DIRECTIONS: Locate and copy all lines bearing the word "Markus".
— BEGIN RECORDS SUPPLIED —
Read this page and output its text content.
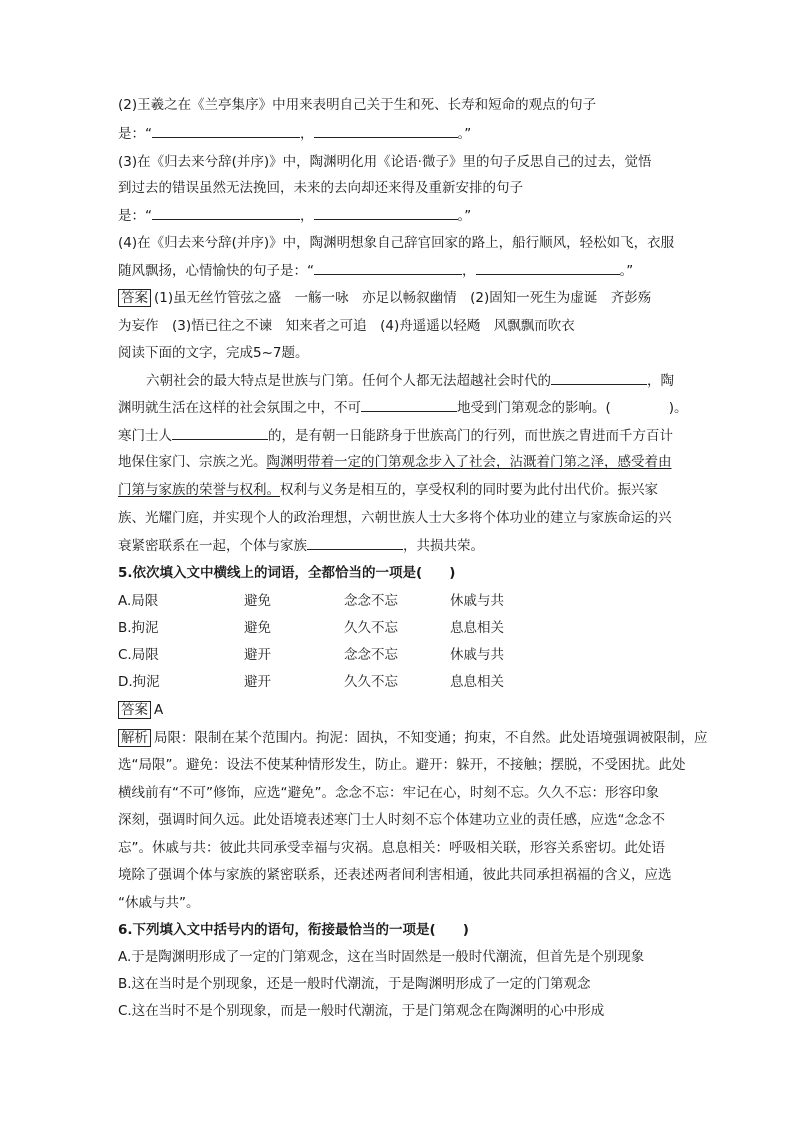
(2)王羲之在《兰亭集序》中用来表明自己关于生和死、长寿和短命的观点的句子
是：“	，	。”
(3)在《归去来兮辞(并序)》中，陶渊明化用《论语·微子》里的句子反思自己的过去，觉悟
到过去的错误虽然无法挽回，未来的去向却还来得及重新安排的句子
是：“	，	。”
(4)在《归去来兮辞(并序)》中，陶渊明想象自己辞官回家的路上，船行顺风，轻松如飞，衣服
随风飘扬，心情愉快的句子是：“	，	。”
答案 (1)虽无丝竹管弦之盛　一觞一咏　亦足以畅叙幽情　(2)固知一死生为虚诞　齐彭殇
为妄作　(3)悟已往之不谏　知来者之可追　(4)舟遥遥以轻飏　风飘飘而吹衣
阅读下面的文字，完成5~7题。
六朝社会的最大特点是世族与门第。任何个人都无法超越社会时代的	，陶
渊明就生活在这样的社会氛围之中，不可	地受到门第观念的影响。(	)。
寒门士人	的，是有朝一日能跻身于世族高门的行列，而世族之胄进而千方百计
地保住家门、宗族之光。陶渊明带着一定的门第观念步入了社会，沾溉着门第之泽，感受着由
门第与家族的荣誉与权利。权利与义务是相互的，享受权利的同时要为此付出代价。振兴家
族、光耀门庭，并实现个人的政治理想，六朝世族人士大多将个体功业的建立与家族命运的兴
衰紧密联系在一起，个体与家族	，共损共荣。
5.依次填入文中横线上的词语，全都恰当的一项是(　　)
A.局限	避免	念念不忘	休戚与共
B.拘泥	避免	久久不忘	息息相关
C.局限	避开	念念不忘	休戚与共
D.拘泥	避开	久久不忘	息息相关
答案 A
解析 局限：限制在某个范围内。拘泥：固执，不知变通；拘束，不自然。此处语境强调被限制，应
选“局限”。避免：设法不使某种情形发生，防止。避开：躲开，不接触；摆脱，不受困扰。此处
横线前有“不可”修饰，应选“避免”。念念不忘：牢记在心，时刻不忘。久久不忘：形容印象
深刻，强调时间久远。此处语境表述寒门士人时刻不忘个体建功立业的责任感，应选“念念不
忘”。休戚与共：彼此共同承受幸福与灾祸。息息相关：呼吸相关联，形容关系密切。此处语
境除了强调个体与家族的紧密联系，还表述两者间利害相通，彼此共同承担祸福的含义，应选
“休戚与共”。
6.下列填入文中括号内的语句，衔接最恰当的一项是(　　)
A.于是陶渊明形成了一定的门第观念，这在当时固然是一般时代潮流，但首先是个别现象
B.这在当时是个别现象，还是一般时代潮流，于是陶渊明形成了一定的门第观念
C.这在当时不是个别现象，而是一般时代潮流，于是门第观念在陶渊明的心中形成
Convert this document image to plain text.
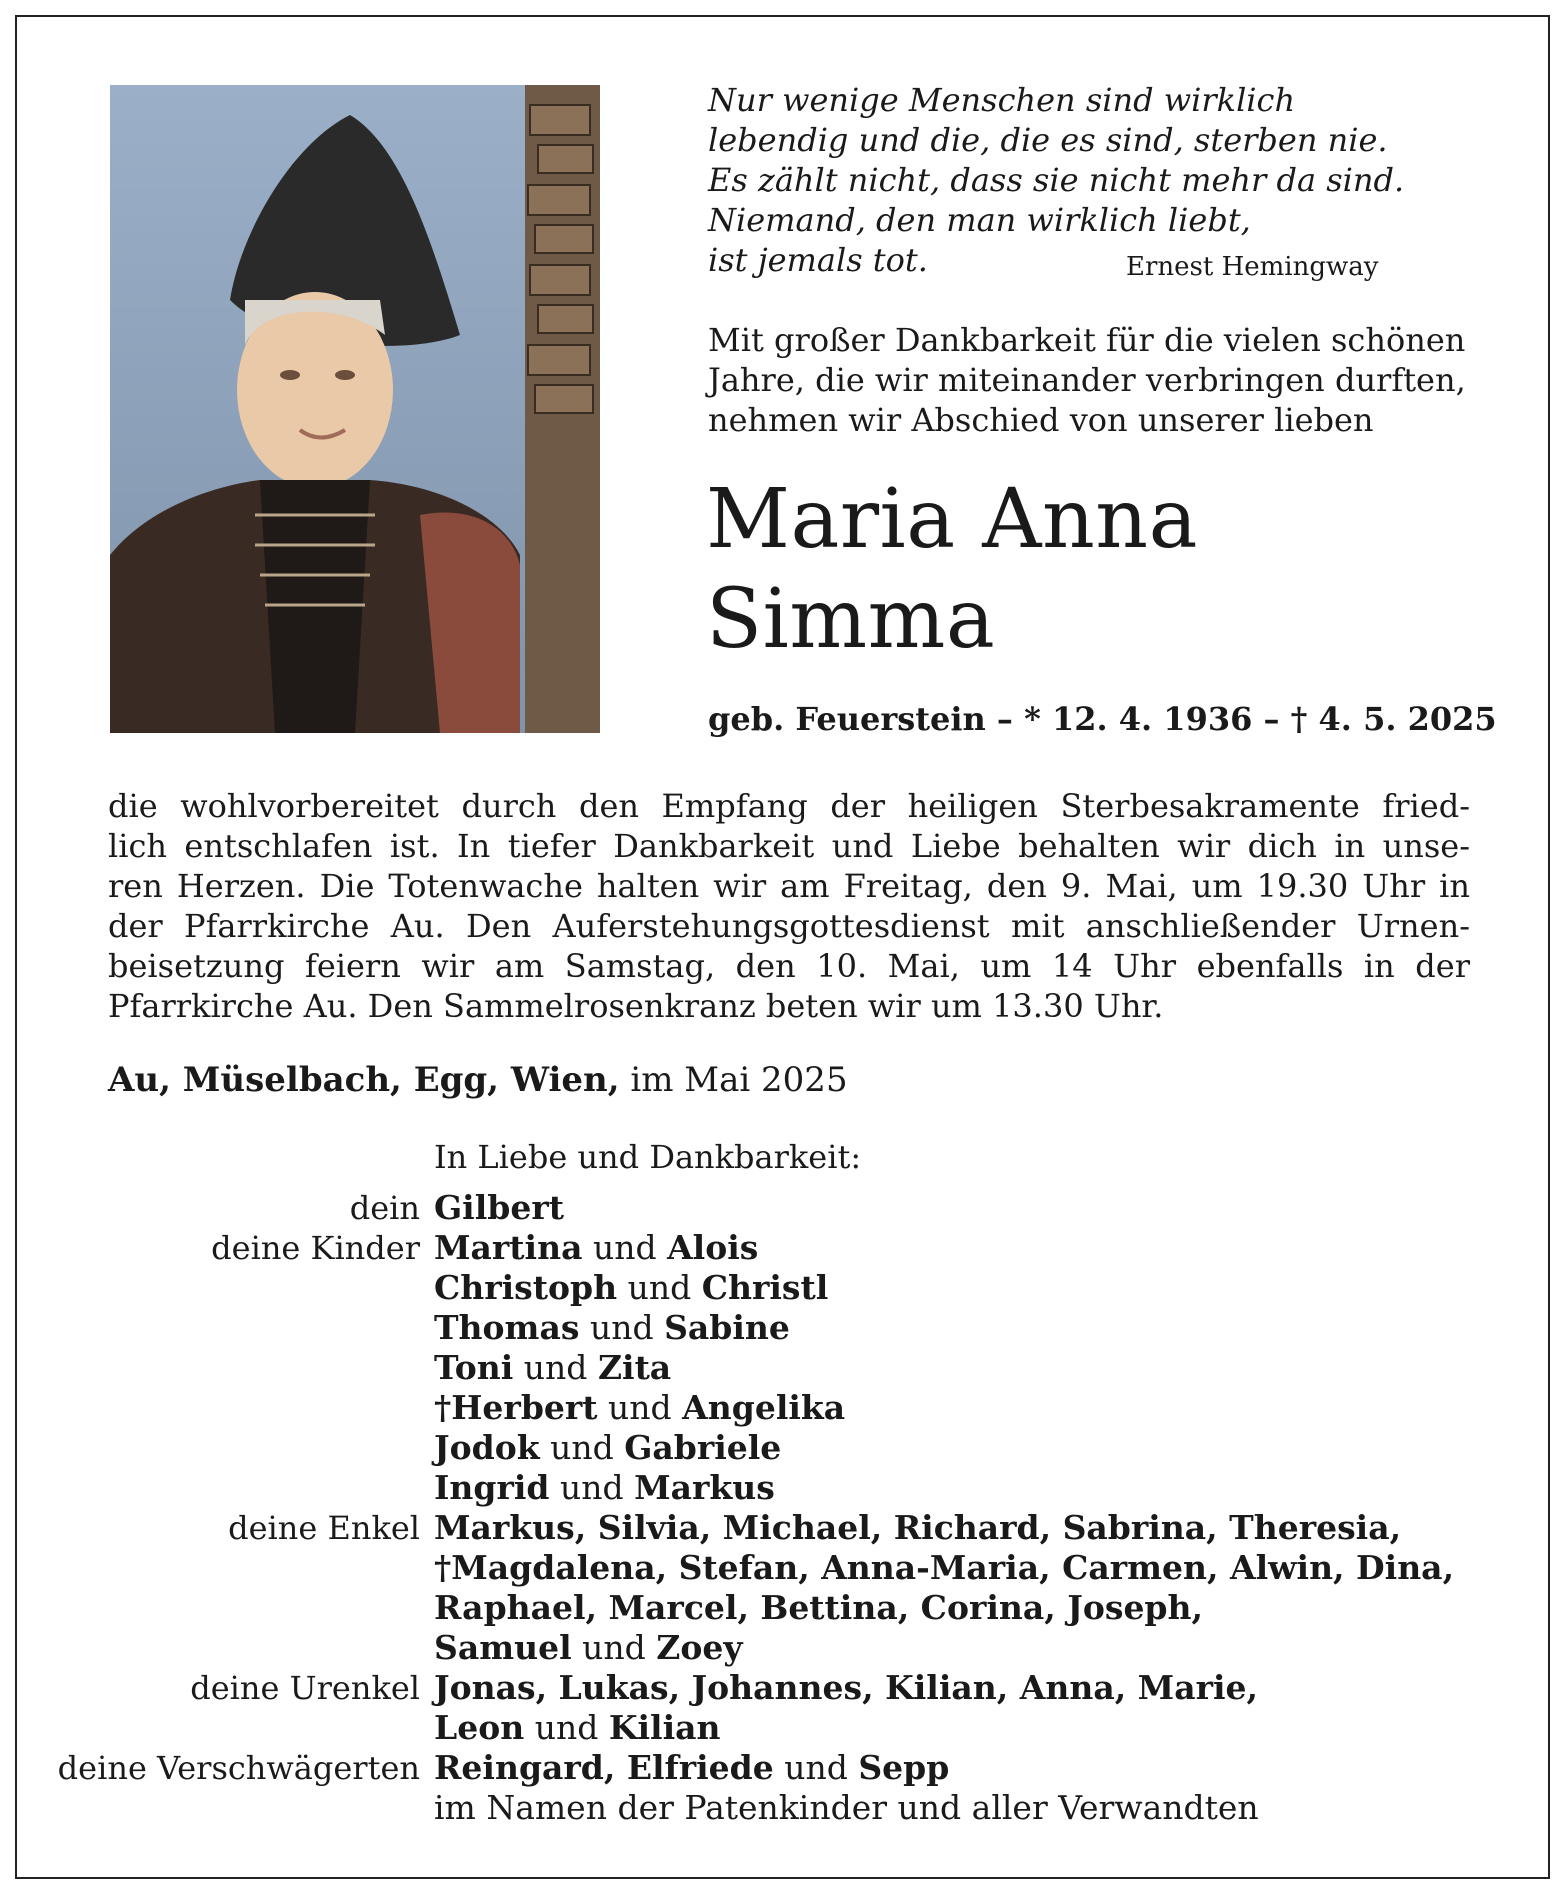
Nur wenige Menschen sind wirklich
lebendig und die, die es sind, sterben nie.
Es zählt nicht, dass sie nicht mehr da sind.
Niemand, den man wirklich liebt,
ist jemals tot.	Ernest Hemingway
Mit großer Dankbarkeit für die vielen schönen
Jahre, die wir miteinander verbringen durften,
nehmen wir Abschied von unserer lieben
Maria Anna
Simma
geb. Feuerstein – * 12. 4. 1936 – † 4. 5. 2025
die wohlvorbereitet durch den Empfang der heiligen Sterbesakramente fried-
lich entschlafen ist. In tiefer Dankbarkeit und Liebe behalten wir dich in unse-
ren Herzen. Die Totenwache halten wir am Freitag, den 9. Mai, um 19.30 Uhr in
der Pfarrkirche Au. Den Auferstehungsgottesdienst mit anschließender Urnen-
beisetzung feiern wir am Samstag, den 10. Mai, um 14 Uhr ebenfalls in der
Pfarrkirche Au. Den Sammelrosenkranz beten wir um 13.30 Uhr.
Au, Müselbach, Egg, Wien, im Mai 2025
In Liebe und Dankbarkeit:
dein Gilbert
deine Kinder Martina und Alois
Christoph und Christl
Thomas und Sabine
Toni und Zita
†Herbert und Angelika
Jodok und Gabriele
Ingrid und Markus
deine Enkel Markus, Silvia, Michael, Richard, Sabrina, Theresia,
†Magdalena, Stefan, Anna-Maria, Carmen, Alwin, Dina,
Raphael, Marcel, Bettina, Corina, Joseph,
Samuel und Zoey
deine Urenkel Jonas, Lukas, Johannes, Kilian, Anna, Marie,
Leon und Kilian
deine Verschwägerten Reingard, Elfriede und Sepp
im Namen der Patenkinder und aller Verwandten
— END RECORDS SUPPLIED —
RESULT OF THE TASK:
Ingrid und Markus
deine Enkel Markus, Silvia, Michael, Richard, Sabrina, Theresia,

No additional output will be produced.